┌──
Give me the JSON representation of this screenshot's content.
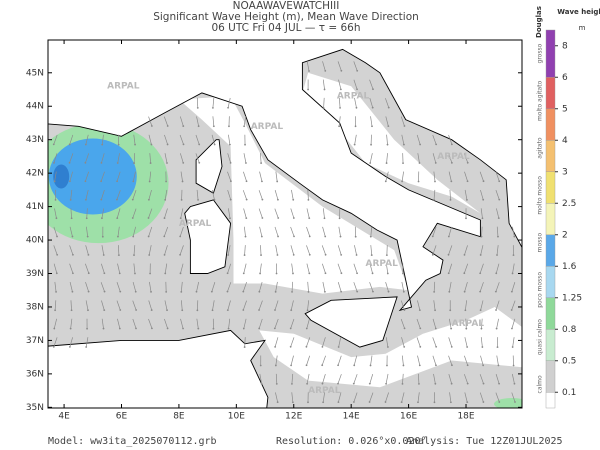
{
  "header": {
    "model_name": "NOAAWAVEWATCHIII",
    "title": "Significant Wave Height (m), Mean Wave Direction",
    "subtitle": "06 UTC Fri 04 JUL  —  τ = 66h"
  },
  "map": {
    "lon_range": [
      3.44,
      19.95
    ],
    "lat_range": [
      34.98,
      45.98
    ],
    "lon_ticks": [
      {
        "value": 4,
        "label": "4E"
      },
      {
        "value": 6,
        "label": "6E"
      },
      {
        "value": 8,
        "label": "8E"
      },
      {
        "value": 10,
        "label": "10E"
      },
      {
        "value": 12,
        "label": "12E"
      },
      {
        "value": 14,
        "label": "14E"
      },
      {
        "value": 16,
        "label": "16E"
      },
      {
        "value": 18,
        "label": "18E"
      }
    ],
    "lat_ticks": [
      {
        "value": 35,
        "label": "35N"
      },
      {
        "value": 36,
        "label": "36N"
      },
      {
        "value": 37,
        "label": "37N"
      },
      {
        "value": 38,
        "label": "38N"
      },
      {
        "value": 39,
        "label": "39N"
      },
      {
        "value": 40,
        "label": "40N"
      },
      {
        "value": 41,
        "label": "41N"
      },
      {
        "value": 42,
        "label": "42N"
      },
      {
        "value": 43,
        "label": "43N"
      },
      {
        "value": 44,
        "label": "44N"
      },
      {
        "value": 45,
        "label": "45N"
      }
    ],
    "watermark": "ARPAL"
  },
  "colorbar": {
    "title": "Wave height",
    "unit": "m",
    "scale_name": "Douglas",
    "levels": [
      0.1,
      0.5,
      0.8,
      1.25,
      1.6,
      2,
      2.5,
      3,
      4,
      5,
      6,
      8
    ],
    "colors": [
      "#ffffff",
      "#d0d0d0",
      "#c8ecd0",
      "#8fd99a",
      "#a8d8f0",
      "#5aa8e8",
      "#f4f4b8",
      "#f0e070",
      "#f4c070",
      "#f09060",
      "#e06060",
      "#9040b0"
    ],
    "sea_states": [
      "calmo",
      "quasi calmo",
      "poco mosso",
      "mosso",
      "molto mosso",
      "agitato",
      "molto agitato",
      "grosso"
    ]
  },
  "footer": {
    "model": "Model: ww3ita_2025070112.grb",
    "resolution": "Resolution: 0.026°x0.020°",
    "analysis": "Analysis: Tue 12Z01JUL2025"
  }
}
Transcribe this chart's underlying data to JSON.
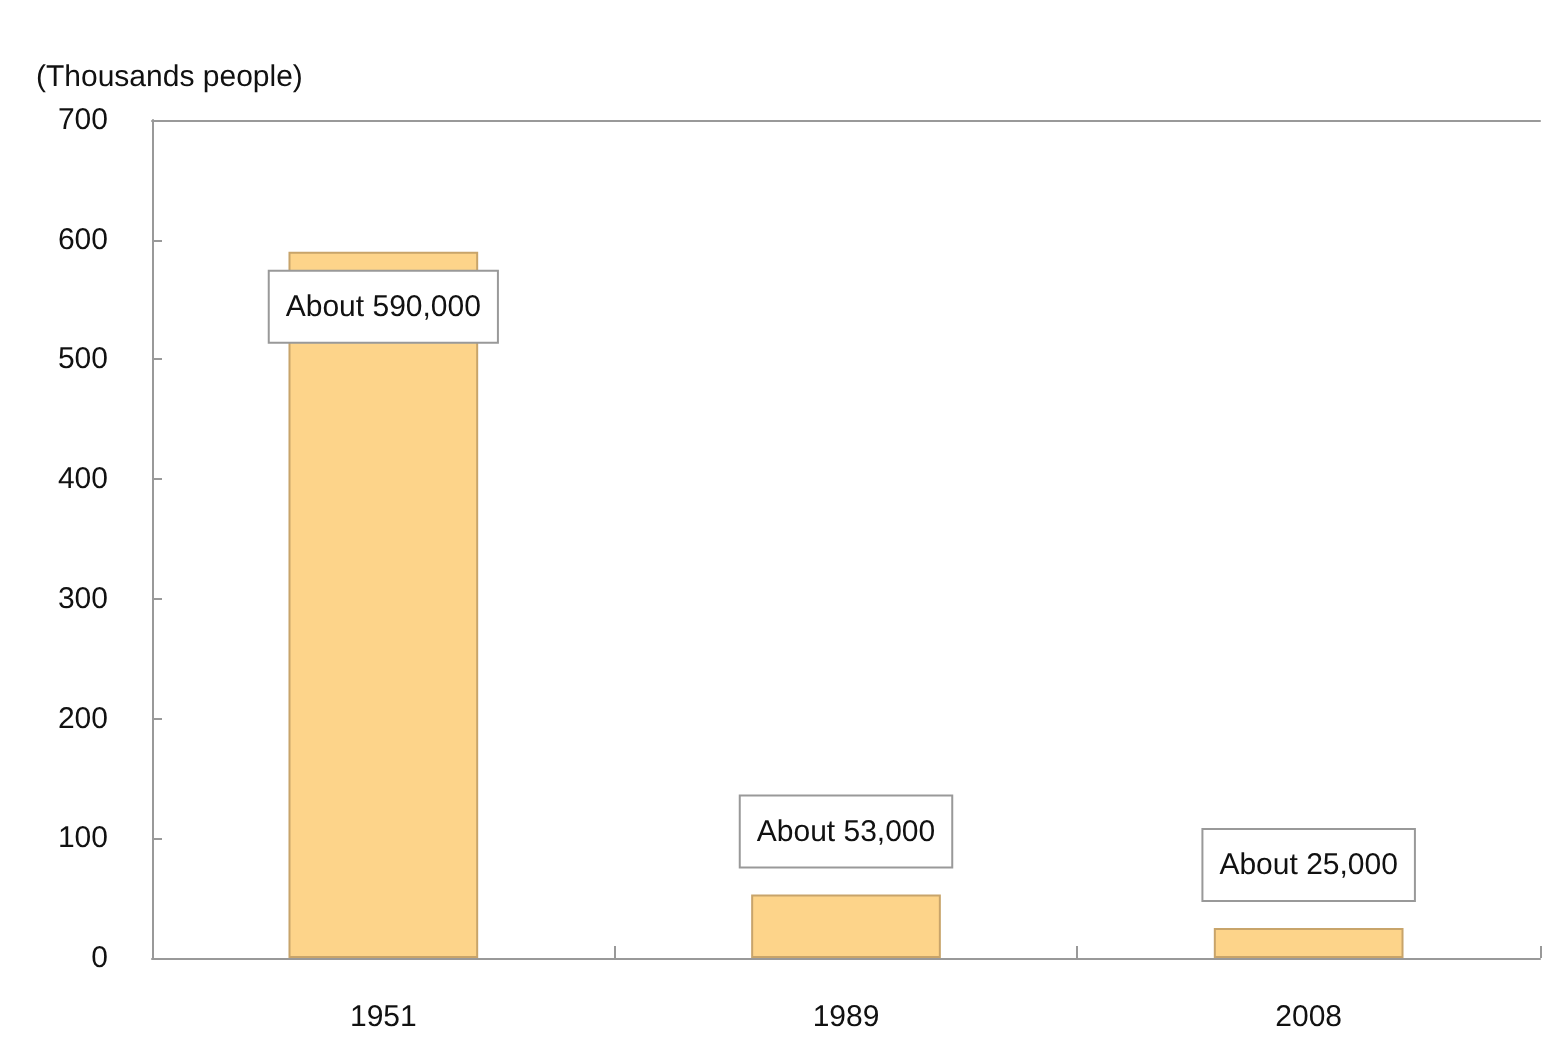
{
  "chart_data": {
    "type": "bar",
    "ylabel": "(Thousands people)",
    "categories": [
      "1951",
      "1989",
      "2008"
    ],
    "values": [
      590,
      53,
      25
    ],
    "value_labels": [
      "About 590,000",
      "About 53,000",
      "About 25,000"
    ],
    "color": "#fdd48a",
    "ylim": [
      0,
      700
    ],
    "yticks": [
      0,
      100,
      200,
      300,
      400,
      500,
      600,
      700
    ],
    "grid": false
  }
}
└──
### DIRECTIONS
Only lines with "JSON" are wanted here; list each of them.

### OUTPUT FOR THIS EXERCISE
Give me the JSON representation of this screenshot's content.
Transcribe this chart's underlying data to JSON.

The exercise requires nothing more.